→ **Extracted information**:

(begin)

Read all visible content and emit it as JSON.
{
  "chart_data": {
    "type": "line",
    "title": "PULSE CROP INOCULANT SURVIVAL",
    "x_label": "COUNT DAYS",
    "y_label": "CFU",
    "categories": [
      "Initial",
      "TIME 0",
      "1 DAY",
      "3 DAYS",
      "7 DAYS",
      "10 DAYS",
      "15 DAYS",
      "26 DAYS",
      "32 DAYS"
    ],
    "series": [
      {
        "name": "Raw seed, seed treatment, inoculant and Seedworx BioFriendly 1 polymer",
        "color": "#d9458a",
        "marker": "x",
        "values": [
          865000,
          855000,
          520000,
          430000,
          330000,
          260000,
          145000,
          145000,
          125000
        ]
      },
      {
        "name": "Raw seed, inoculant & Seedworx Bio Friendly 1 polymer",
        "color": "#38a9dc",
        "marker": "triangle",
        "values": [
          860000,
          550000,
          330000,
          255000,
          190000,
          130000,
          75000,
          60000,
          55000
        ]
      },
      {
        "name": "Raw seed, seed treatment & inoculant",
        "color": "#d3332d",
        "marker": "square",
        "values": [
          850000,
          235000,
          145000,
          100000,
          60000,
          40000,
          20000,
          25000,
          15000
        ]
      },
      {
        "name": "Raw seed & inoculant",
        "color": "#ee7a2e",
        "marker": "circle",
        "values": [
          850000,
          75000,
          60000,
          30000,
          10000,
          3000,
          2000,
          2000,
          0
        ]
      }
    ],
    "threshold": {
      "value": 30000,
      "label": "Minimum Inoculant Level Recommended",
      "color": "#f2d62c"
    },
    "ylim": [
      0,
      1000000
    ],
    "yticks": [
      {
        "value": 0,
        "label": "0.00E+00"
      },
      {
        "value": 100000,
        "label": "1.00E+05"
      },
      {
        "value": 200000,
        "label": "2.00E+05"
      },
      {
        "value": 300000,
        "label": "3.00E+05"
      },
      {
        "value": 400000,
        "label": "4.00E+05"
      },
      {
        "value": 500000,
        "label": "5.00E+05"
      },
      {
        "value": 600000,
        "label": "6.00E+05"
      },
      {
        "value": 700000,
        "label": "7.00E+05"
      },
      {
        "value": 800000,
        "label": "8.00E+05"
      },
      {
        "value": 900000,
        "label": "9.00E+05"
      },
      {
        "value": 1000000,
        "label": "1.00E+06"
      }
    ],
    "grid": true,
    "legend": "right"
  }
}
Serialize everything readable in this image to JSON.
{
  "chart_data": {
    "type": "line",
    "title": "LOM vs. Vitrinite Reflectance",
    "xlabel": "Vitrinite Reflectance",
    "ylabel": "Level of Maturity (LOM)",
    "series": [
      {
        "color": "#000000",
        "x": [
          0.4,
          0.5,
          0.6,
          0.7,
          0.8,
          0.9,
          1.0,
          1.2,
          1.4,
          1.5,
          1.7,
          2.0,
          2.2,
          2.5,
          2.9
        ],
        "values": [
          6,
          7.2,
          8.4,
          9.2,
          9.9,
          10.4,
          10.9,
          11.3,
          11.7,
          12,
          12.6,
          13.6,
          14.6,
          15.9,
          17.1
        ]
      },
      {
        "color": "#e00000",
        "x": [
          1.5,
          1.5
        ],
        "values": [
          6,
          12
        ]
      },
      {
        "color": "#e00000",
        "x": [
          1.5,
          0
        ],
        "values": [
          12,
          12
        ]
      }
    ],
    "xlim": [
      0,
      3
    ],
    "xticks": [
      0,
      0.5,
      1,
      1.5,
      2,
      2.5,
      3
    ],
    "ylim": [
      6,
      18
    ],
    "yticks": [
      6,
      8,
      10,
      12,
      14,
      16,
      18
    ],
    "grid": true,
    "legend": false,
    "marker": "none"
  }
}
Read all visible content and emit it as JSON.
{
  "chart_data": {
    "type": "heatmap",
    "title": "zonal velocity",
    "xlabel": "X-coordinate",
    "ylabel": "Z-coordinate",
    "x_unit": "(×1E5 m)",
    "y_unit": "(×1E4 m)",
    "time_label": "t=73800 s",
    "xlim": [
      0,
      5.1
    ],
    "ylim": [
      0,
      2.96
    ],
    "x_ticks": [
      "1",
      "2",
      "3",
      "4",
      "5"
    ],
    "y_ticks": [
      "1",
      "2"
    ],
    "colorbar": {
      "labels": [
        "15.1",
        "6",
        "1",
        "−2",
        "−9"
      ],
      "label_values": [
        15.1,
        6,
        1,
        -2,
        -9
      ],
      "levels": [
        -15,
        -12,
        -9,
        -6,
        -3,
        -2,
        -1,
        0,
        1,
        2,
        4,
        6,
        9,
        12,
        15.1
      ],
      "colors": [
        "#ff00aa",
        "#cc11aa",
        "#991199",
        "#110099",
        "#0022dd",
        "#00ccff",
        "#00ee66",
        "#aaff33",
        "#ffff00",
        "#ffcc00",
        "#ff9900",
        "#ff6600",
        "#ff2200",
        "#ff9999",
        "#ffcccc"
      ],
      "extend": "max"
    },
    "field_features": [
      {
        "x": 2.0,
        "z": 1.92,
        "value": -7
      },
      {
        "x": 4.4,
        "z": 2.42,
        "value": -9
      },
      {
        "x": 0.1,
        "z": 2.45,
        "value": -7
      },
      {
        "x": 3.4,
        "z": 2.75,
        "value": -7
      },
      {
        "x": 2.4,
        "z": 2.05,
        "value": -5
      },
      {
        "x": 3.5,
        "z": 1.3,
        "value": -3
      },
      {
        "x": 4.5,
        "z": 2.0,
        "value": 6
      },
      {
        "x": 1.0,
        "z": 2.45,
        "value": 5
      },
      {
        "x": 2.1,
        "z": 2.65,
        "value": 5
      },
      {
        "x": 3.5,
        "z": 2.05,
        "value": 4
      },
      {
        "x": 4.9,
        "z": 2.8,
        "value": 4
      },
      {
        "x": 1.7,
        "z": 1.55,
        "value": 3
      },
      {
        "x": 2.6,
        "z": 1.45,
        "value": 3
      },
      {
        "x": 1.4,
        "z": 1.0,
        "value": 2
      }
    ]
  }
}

(end)

→ **Problem description**:
State how many lines above contain the string "ylabel", with no other words.

→ **Answer for the task**:
2